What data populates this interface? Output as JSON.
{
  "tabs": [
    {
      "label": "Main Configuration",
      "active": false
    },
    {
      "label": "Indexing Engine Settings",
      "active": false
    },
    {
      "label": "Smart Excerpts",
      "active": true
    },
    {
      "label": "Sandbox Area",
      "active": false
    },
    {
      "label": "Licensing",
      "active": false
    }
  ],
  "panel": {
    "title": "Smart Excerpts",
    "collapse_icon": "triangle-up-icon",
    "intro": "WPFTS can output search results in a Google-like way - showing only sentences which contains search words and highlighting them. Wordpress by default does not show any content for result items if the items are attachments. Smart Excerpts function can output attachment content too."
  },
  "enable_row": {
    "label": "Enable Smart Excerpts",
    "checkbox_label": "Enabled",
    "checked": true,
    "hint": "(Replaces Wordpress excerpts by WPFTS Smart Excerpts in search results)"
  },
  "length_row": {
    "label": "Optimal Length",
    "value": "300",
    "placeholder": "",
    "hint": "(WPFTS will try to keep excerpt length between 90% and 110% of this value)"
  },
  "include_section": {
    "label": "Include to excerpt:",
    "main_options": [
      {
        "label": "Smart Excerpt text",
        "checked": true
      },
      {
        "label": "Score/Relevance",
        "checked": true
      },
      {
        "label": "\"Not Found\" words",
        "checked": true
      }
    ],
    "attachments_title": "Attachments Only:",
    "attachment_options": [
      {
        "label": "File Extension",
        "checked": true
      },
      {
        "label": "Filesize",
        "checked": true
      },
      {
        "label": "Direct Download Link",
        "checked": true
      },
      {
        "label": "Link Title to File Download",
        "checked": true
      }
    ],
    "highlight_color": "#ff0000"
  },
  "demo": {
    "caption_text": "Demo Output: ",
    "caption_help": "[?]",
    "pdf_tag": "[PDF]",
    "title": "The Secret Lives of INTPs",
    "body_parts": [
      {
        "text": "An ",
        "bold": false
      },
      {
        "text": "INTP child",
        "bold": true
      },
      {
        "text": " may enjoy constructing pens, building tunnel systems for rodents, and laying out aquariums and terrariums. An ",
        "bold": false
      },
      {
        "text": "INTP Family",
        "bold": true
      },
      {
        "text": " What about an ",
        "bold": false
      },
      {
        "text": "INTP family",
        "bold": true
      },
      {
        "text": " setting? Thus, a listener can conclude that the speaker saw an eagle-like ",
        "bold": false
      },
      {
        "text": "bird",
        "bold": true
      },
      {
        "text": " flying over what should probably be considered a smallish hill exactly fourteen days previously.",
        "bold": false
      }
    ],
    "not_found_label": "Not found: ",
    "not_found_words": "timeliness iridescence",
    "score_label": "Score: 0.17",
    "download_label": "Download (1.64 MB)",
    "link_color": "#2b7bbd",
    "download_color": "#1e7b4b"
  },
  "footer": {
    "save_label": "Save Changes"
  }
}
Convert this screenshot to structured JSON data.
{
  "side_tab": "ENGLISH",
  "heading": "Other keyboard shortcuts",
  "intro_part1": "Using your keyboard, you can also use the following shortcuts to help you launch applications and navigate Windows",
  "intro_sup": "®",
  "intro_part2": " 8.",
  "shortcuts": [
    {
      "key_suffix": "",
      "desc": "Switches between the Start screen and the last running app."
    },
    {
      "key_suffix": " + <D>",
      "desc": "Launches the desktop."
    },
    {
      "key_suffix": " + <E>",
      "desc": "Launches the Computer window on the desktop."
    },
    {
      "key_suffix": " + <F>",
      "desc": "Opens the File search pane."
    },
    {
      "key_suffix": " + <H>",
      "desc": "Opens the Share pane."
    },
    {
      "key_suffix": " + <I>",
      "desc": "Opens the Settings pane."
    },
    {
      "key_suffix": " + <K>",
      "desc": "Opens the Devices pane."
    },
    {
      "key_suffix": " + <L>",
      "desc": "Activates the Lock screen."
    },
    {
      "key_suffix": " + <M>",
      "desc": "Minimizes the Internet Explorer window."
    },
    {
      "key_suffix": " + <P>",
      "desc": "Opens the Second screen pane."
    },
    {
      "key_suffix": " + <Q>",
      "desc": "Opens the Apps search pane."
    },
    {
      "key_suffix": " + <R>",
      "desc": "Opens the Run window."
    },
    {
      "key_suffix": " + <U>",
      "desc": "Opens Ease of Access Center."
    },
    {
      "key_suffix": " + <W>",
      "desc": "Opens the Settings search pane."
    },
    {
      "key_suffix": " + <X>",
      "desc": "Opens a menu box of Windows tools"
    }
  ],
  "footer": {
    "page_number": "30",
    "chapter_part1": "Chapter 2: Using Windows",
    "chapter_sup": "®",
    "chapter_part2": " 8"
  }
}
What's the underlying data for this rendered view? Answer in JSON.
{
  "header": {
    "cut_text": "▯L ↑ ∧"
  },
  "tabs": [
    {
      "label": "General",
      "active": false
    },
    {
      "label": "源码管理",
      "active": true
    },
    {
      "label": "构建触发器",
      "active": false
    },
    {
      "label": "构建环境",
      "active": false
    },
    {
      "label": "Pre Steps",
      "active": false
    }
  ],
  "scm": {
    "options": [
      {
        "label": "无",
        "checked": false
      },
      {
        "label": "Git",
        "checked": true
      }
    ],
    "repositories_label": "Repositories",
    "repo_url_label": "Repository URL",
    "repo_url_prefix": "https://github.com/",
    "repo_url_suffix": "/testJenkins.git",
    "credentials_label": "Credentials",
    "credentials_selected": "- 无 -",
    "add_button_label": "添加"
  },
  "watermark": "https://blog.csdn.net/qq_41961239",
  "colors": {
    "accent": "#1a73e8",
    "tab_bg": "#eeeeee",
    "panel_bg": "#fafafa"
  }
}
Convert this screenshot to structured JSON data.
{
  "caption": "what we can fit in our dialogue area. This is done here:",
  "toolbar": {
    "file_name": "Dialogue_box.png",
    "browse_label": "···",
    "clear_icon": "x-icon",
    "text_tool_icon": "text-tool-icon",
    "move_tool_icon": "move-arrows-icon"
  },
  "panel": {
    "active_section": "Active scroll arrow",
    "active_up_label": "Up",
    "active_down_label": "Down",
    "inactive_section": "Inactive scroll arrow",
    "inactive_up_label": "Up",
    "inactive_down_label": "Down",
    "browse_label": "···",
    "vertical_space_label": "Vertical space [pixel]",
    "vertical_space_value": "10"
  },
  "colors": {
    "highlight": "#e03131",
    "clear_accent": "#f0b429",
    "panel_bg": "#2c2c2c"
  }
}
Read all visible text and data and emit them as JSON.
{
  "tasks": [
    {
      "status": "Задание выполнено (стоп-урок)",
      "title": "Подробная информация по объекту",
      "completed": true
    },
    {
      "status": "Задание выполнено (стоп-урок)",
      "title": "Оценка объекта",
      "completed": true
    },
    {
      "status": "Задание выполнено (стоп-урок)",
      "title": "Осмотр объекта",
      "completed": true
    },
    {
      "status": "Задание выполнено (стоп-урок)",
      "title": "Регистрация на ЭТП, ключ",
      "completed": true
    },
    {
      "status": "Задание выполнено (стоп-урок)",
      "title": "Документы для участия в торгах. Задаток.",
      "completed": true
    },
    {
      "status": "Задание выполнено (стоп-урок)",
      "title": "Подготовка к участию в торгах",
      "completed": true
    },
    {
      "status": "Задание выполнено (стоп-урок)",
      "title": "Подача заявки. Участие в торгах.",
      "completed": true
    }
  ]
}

Stated exercise ▸
Above are the records; retype every one exactly.

Expected answer ▸
What data populates this interface? Output as JSON.
{
  "tabs": [
    {
      "label": "Main Configuration",
      "active": false
    },
    {
      "label": "Indexing Engine Settings",
      "active": false
    },
    {
      "label": "Smart Excerpts",
      "active": true
    },
    {
      "label": "Sandbox Area",
      "active": false
    },
    {
      "label": "Licensing",
      "active": false
    }
  ],
  "panel": {
    "title": "Smart Excerpts",
    "collapse_icon": "triangle-up-icon",
    "intro": "WPFTS can output search results in a Google-like way - showing only sentences which contains search words and highlighting them. Wordpress by default does not show any content for result items if the items are attachments. Smart Excerpts function can output attachment content too."
  },
  "enable_row": {
    "label": "Enable Smart Excerpts",
    "checkbox_label": "Enabled",
    "checked": true,
    "hint": "(Replaces Wordpress excerpts by WPFTS Smart Excerpts in search results)"
  },
  "length_row": {
    "label": "Optimal Length",
    "value": "300",
    "placeholder": "",
    "hint": "(WPFTS will try to keep excerpt length between 90% and 110% of this value)"
  },
  "include_section": {
    "label": "Include to excerpt:",
    "main_options": [
      {
        "label": "Smart Excerpt text",
        "checked": true
      },
      {
        "label": "Score/Relevance",
        "checked": true
      },
      {
        "label": "\"Not Found\" words",
        "checked": true
      }
    ],
    "attachments_title": "Attachments Only:",
    "attachment_options": [
      {
        "label": "File Extension",
        "checked": true
      },
      {
        "label": "Filesize",
        "checked": true
      },
      {
        "label": "Direct Download Link",
        "checked": true
      },
      {
        "label": "Link Title to File Download",
        "checked": true
      }
    ],
    "highlight_color": "#ff0000"
  },
  "demo": {
    "caption_text": "Demo Output: ",
    "caption_help": "[?]",
    "pdf_tag": "[PDF]",
    "title": "The Secret Lives of INTPs",
    "body_parts": [
      {
        "text": "An ",
        "bold": false
      },
      {
        "text": "INTP child",
        "bold": true
      },
      {
        "text": " may enjoy constructing pens, building tunnel systems for rodents, and laying out aquariums and terrariums. An ",
        "bold": false
      },
      {
        "text": "INTP Family",
        "bold": true
      },
      {
        "text": " What about an ",
        "bold": false
      },
      {
        "text": "INTP family",
        "bold": true
      },
      {
        "text": " setting? Thus, a listener can conclude that the speaker saw an eagle-like ",
        "bold": false
      },
      {
        "text": "bird",
        "bold": true
      },
      {
        "text": " flying over what should probably be considered a smallish hill exactly fourteen days previously.",
        "bold": false
      }
    ],
    "not_found_label": "Not found: ",
    "not_found_words": "timeliness iridescence",
    "score_label": "Score: 0.17",
    "download_label": "Download (1.64 MB)",
    "link_color": "#2b7bbd",
    "download_color": "#1e7b4b"
  },
  "footer": {
    "save_label": "Save Changes"
  }
}
Convert this screenshot to structured JSON data.
{
  "side_tab": "ENGLISH",
  "heading": "Other keyboard shortcuts",
  "intro_part1": "Using your keyboard, you can also use the following shortcuts to help you launch applications and navigate Windows",
  "intro_sup": "®",
  "intro_part2": " 8.",
  "shortcuts": [
    {
      "key_suffix": "",
      "desc": "Switches between the Start screen and the last running app."
    },
    {
      "key_suffix": " + <D>",
      "desc": "Launches the desktop."
    },
    {
      "key_suffix": " + <E>",
      "desc": "Launches the Computer window on the desktop."
    },
    {
      "key_suffix": " + <F>",
      "desc": "Opens the File search pane."
    },
    {
      "key_suffix": " + <H>",
      "desc": "Opens the Share pane."
    },
    {
      "key_suffix": " + <I>",
      "desc": "Opens the Settings pane."
    },
    {
      "key_suffix": " + <K>",
      "desc": "Opens the Devices pane."
    },
    {
      "key_suffix": " + <L>",
      "desc": "Activates the Lock screen."
    },
    {
      "key_suffix": " + <M>",
      "desc": "Minimizes the Internet Explorer window."
    },
    {
      "key_suffix": " + <P>",
      "desc": "Opens the Second screen pane."
    },
    {
      "key_suffix": " + <Q>",
      "desc": "Opens the Apps search pane."
    },
    {
      "key_suffix": " + <R>",
      "desc": "Opens the Run window."
    },
    {
      "key_suffix": " + <U>",
      "desc": "Opens Ease of Access Center."
    },
    {
      "key_suffix": " + <W>",
      "desc": "Opens the Settings search pane."
    },
    {
      "key_suffix": " + <X>",
      "desc": "Opens a menu box of Windows tools"
    }
  ],
  "footer": {
    "page_number": "30",
    "chapter_part1": "Chapter 2: Using Windows",
    "chapter_sup": "®",
    "chapter_part2": " 8"
  }
}
What's the underlying data for this rendered view? Answer in JSON.
{
  "header": {
    "cut_text": "▯L ↑ ∧"
  },
  "tabs": [
    {
      "label": "General",
      "active": false
    },
    {
      "label": "源码管理",
      "active": true
    },
    {
      "label": "构建触发器",
      "active": false
    },
    {
      "label": "构建环境",
      "active": false
    },
    {
      "label": "Pre Steps",
      "active": false
    }
  ],
  "scm": {
    "options": [
      {
        "label": "无",
        "checked": false
      },
      {
        "label": "Git",
        "checked": true
      }
    ],
    "repositories_label": "Repositories",
    "repo_url_label": "Repository URL",
    "repo_url_prefix": "https://github.com/",
    "repo_url_suffix": "/testJenkins.git",
    "credentials_label": "Credentials",
    "credentials_selected": "- 无 -",
    "add_button_label": "添加"
  },
  "watermark": "https://blog.csdn.net/qq_41961239",
  "colors": {
    "accent": "#1a73e8",
    "tab_bg": "#eeeeee",
    "panel_bg": "#fafafa"
  }
}
Convert this screenshot to structured JSON data.
{
  "caption": "what we can fit in our dialogue area. This is done here:",
  "toolbar": {
    "file_name": "Dialogue_box.png",
    "browse_label": "···",
    "clear_icon": "x-icon",
    "text_tool_icon": "text-tool-icon",
    "move_tool_icon": "move-arrows-icon"
  },
  "panel": {
    "active_section": "Active scroll arrow",
    "active_up_label": "Up",
    "active_down_label": "Down",
    "inactive_section": "Inactive scroll arrow",
    "inactive_up_label": "Up",
    "inactive_down_label": "Down",
    "browse_label": "···",
    "vertical_space_label": "Vertical space [pixel]",
    "vertical_space_value": "10"
  },
  "colors": {
    "highlight": "#e03131",
    "clear_accent": "#f0b429",
    "panel_bg": "#2c2c2c"
  }
}
Read all visible text and data and emit them as JSON.
{
  "tasks": [
    {
      "status": "Задание выполнено (стоп-урок)",
      "title": "Подробная информация по объекту",
      "completed": true
    },
    {
      "status": "Задание выполнено (стоп-урок)",
      "title": "Оценка объекта",
      "completed": true
    },
    {
      "status": "Задание выполнено (стоп-урок)",
      "title": "Осмотр объекта",
      "completed": true
    },
    {
      "status": "Задание выполнено (стоп-урок)",
      "title": "Регистрация на ЭТП, ключ",
      "completed": true
    },
    {
      "status": "Задание выполнено (стоп-урок)",
      "title": "Документы для участия в торгах. Задаток.",
      "completed": true
    },
    {
      "status": "Задание выполнено (стоп-урок)",
      "title": "Подготовка к участию в торгах",
      "completed": true
    },
    {
      "status": "Задание выполнено (стоп-урок)",
      "title": "Подача заявки. Участие в торгах.",
      "completed": true
    }
  ]
}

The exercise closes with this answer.